Figure record extracts:
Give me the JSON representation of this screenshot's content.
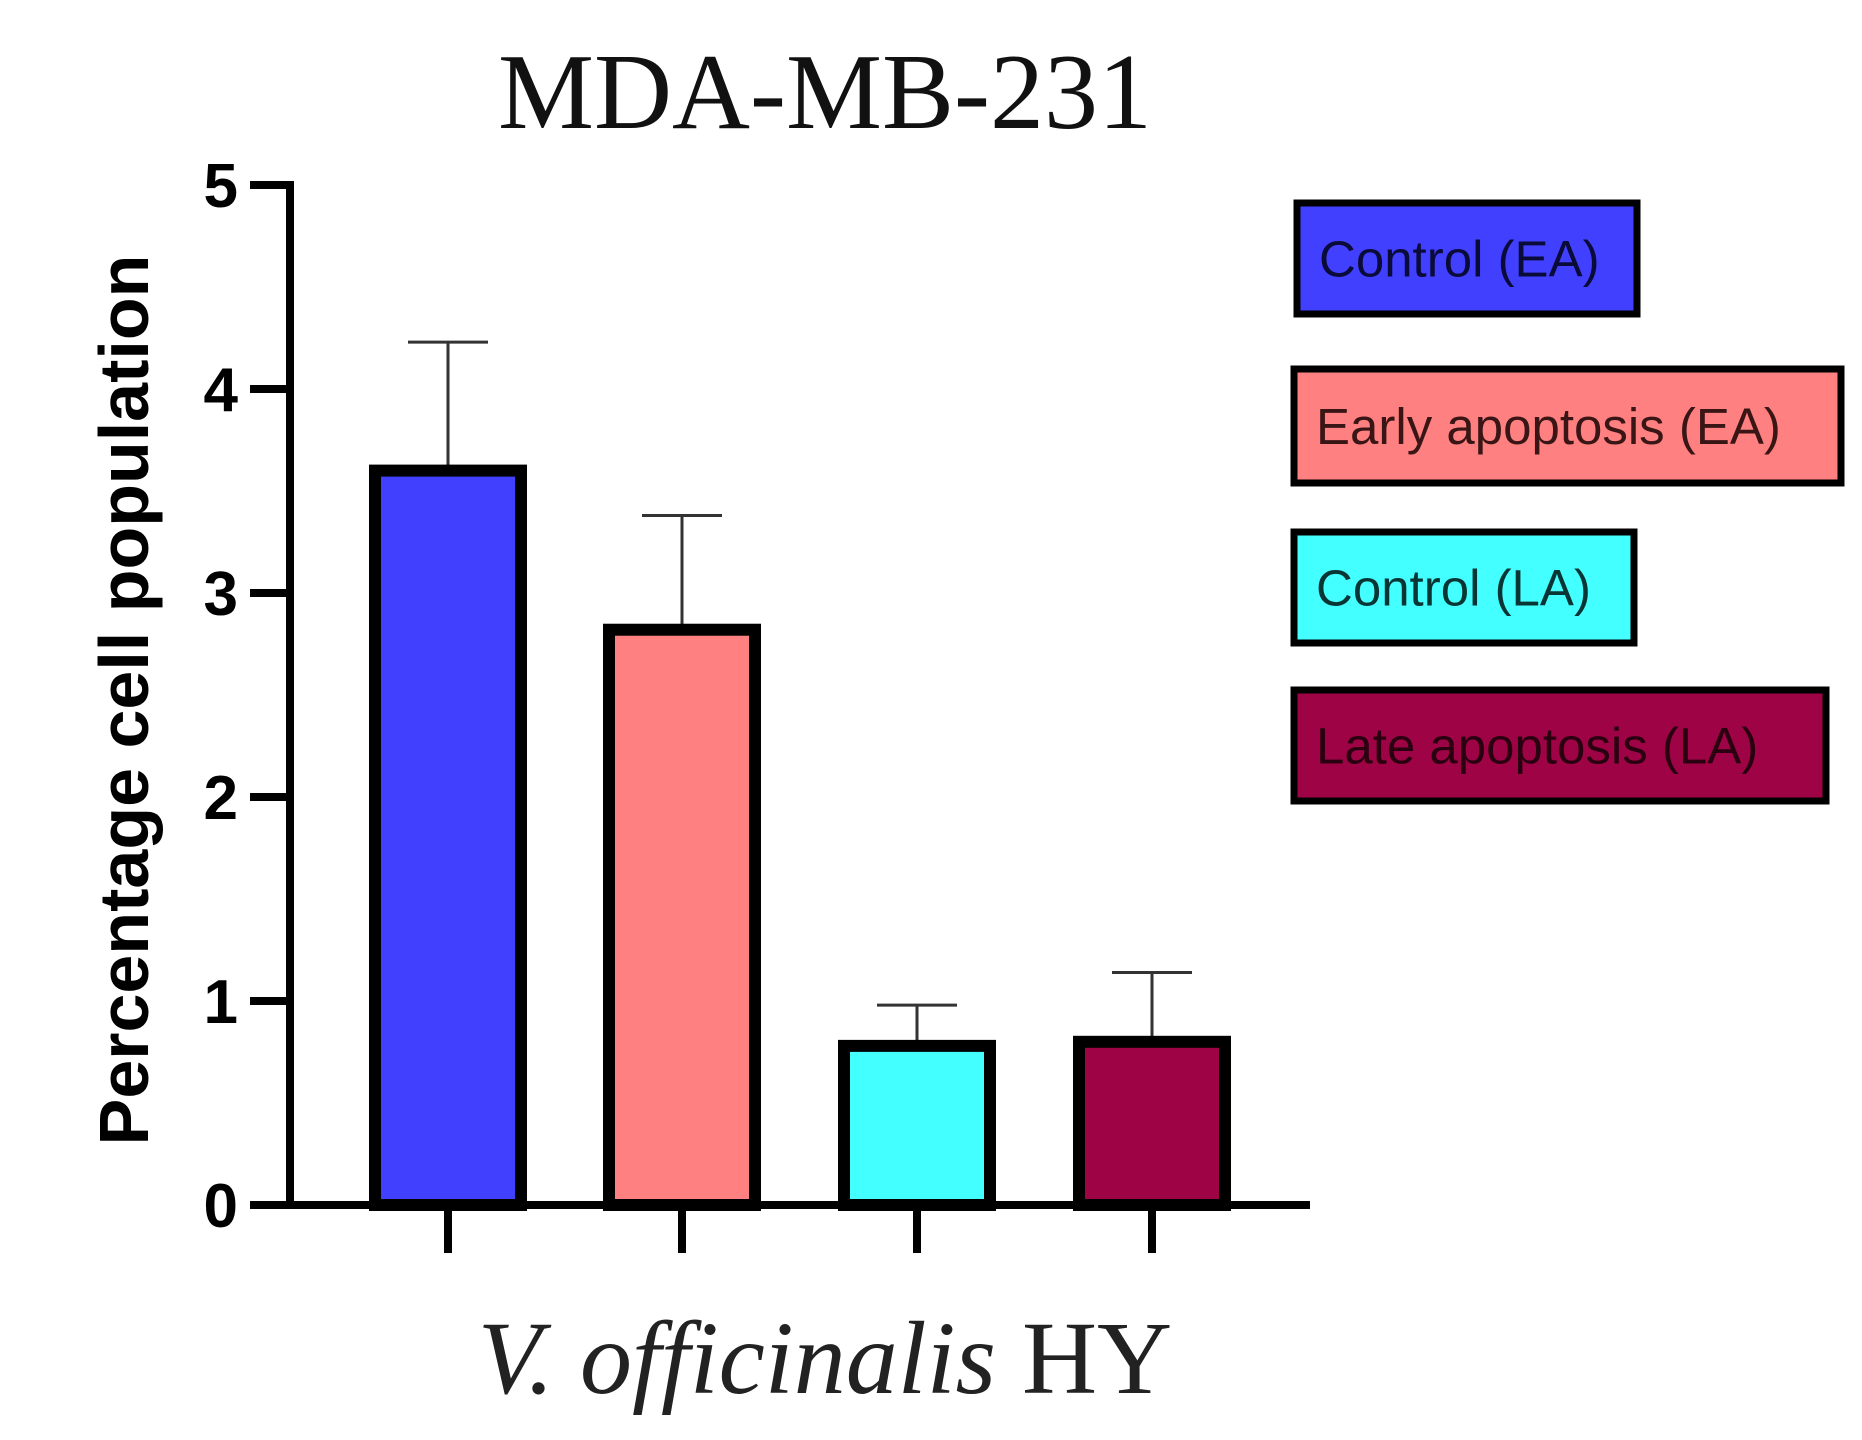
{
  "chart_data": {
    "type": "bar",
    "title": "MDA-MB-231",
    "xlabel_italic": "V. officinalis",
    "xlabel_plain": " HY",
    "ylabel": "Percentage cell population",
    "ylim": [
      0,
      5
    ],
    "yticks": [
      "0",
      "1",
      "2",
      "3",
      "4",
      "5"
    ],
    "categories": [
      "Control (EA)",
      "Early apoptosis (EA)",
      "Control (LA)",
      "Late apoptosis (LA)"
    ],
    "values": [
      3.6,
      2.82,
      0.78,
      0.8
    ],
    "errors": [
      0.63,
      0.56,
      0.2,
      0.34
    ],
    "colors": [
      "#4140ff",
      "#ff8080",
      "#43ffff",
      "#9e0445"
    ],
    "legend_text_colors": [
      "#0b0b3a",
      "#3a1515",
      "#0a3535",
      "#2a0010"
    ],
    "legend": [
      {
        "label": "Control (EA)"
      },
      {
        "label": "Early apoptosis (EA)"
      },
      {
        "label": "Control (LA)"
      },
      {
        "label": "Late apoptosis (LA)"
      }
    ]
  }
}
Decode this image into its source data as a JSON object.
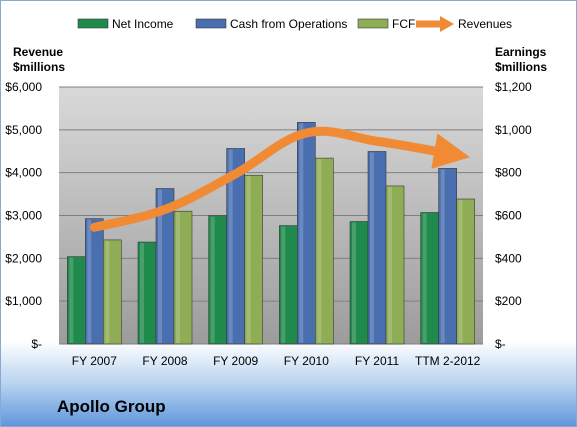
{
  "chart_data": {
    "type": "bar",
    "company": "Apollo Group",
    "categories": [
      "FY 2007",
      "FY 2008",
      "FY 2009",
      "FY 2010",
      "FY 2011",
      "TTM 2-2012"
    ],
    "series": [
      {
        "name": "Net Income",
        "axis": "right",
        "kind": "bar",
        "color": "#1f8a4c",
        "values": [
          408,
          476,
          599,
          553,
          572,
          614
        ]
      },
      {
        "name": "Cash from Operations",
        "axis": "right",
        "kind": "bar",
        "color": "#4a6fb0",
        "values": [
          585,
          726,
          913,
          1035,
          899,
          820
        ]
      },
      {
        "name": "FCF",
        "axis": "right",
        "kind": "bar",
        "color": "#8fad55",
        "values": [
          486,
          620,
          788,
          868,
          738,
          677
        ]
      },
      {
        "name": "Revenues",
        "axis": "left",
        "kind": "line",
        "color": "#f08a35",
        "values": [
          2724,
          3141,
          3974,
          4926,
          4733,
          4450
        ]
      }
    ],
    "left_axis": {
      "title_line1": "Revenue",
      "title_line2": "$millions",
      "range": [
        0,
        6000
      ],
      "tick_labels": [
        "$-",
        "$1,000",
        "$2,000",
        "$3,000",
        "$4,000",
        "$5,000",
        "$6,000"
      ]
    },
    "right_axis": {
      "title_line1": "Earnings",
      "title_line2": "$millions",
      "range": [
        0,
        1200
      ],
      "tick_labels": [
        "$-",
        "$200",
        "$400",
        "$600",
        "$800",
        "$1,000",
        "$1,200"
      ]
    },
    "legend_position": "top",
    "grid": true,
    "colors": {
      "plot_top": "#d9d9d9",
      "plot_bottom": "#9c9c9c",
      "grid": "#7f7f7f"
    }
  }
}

- _Task statement_: Exclude the images, then output the data above word for word.

- _Task answer_:
Give me the JSON representation of this screenshot's content.
{
  "chart_data": {
    "type": "bar",
    "title": "MDA-MB-231",
    "xlabel_italic": "V. officinalis",
    "xlabel_plain": " HY",
    "ylabel": "Percentage cell population",
    "ylim": [
      0,
      5
    ],
    "yticks": [
      "0",
      "1",
      "2",
      "3",
      "4",
      "5"
    ],
    "categories": [
      "Control (EA)",
      "Early apoptosis (EA)",
      "Control (LA)",
      "Late apoptosis (LA)"
    ],
    "values": [
      3.6,
      2.82,
      0.78,
      0.8
    ],
    "errors": [
      0.63,
      0.56,
      0.2,
      0.34
    ],
    "colors": [
      "#4140ff",
      "#ff8080",
      "#43ffff",
      "#9e0445"
    ],
    "legend_text_colors": [
      "#0b0b3a",
      "#3a1515",
      "#0a3535",
      "#2a0010"
    ],
    "legend": [
      {
        "label": "Control (EA)"
      },
      {
        "label": "Early apoptosis (EA)"
      },
      {
        "label": "Control (LA)"
      },
      {
        "label": "Late apoptosis (LA)"
      }
    ]
  }
}
Decode this image into its source data as a JSON object.
{
  "chart_data": {
    "type": "bar",
    "company": "Apollo Group",
    "categories": [
      "FY 2007",
      "FY 2008",
      "FY 2009",
      "FY 2010",
      "FY 2011",
      "TTM 2-2012"
    ],
    "series": [
      {
        "name": "Net Income",
        "axis": "right",
        "kind": "bar",
        "color": "#1f8a4c",
        "values": [
          408,
          476,
          599,
          553,
          572,
          614
        ]
      },
      {
        "name": "Cash from Operations",
        "axis": "right",
        "kind": "bar",
        "color": "#4a6fb0",
        "values": [
          585,
          726,
          913,
          1035,
          899,
          820
        ]
      },
      {
        "name": "FCF",
        "axis": "right",
        "kind": "bar",
        "color": "#8fad55",
        "values": [
          486,
          620,
          788,
          868,
          738,
          677
        ]
      },
      {
        "name": "Revenues",
        "axis": "left",
        "kind": "line",
        "color": "#f08a35",
        "values": [
          2724,
          3141,
          3974,
          4926,
          4733,
          4450
        ]
      }
    ],
    "left_axis": {
      "title_line1": "Revenue",
      "title_line2": "$millions",
      "range": [
        0,
        6000
      ],
      "tick_labels": [
        "$-",
        "$1,000",
        "$2,000",
        "$3,000",
        "$4,000",
        "$5,000",
        "$6,000"
      ]
    },
    "right_axis": {
      "title_line1": "Earnings",
      "title_line2": "$millions",
      "range": [
        0,
        1200
      ],
      "tick_labels": [
        "$-",
        "$200",
        "$400",
        "$600",
        "$800",
        "$1,000",
        "$1,200"
      ]
    },
    "legend_position": "top",
    "grid": true,
    "colors": {
      "plot_top": "#d9d9d9",
      "plot_bottom": "#9c9c9c",
      "grid": "#7f7f7f"
    }
  }
}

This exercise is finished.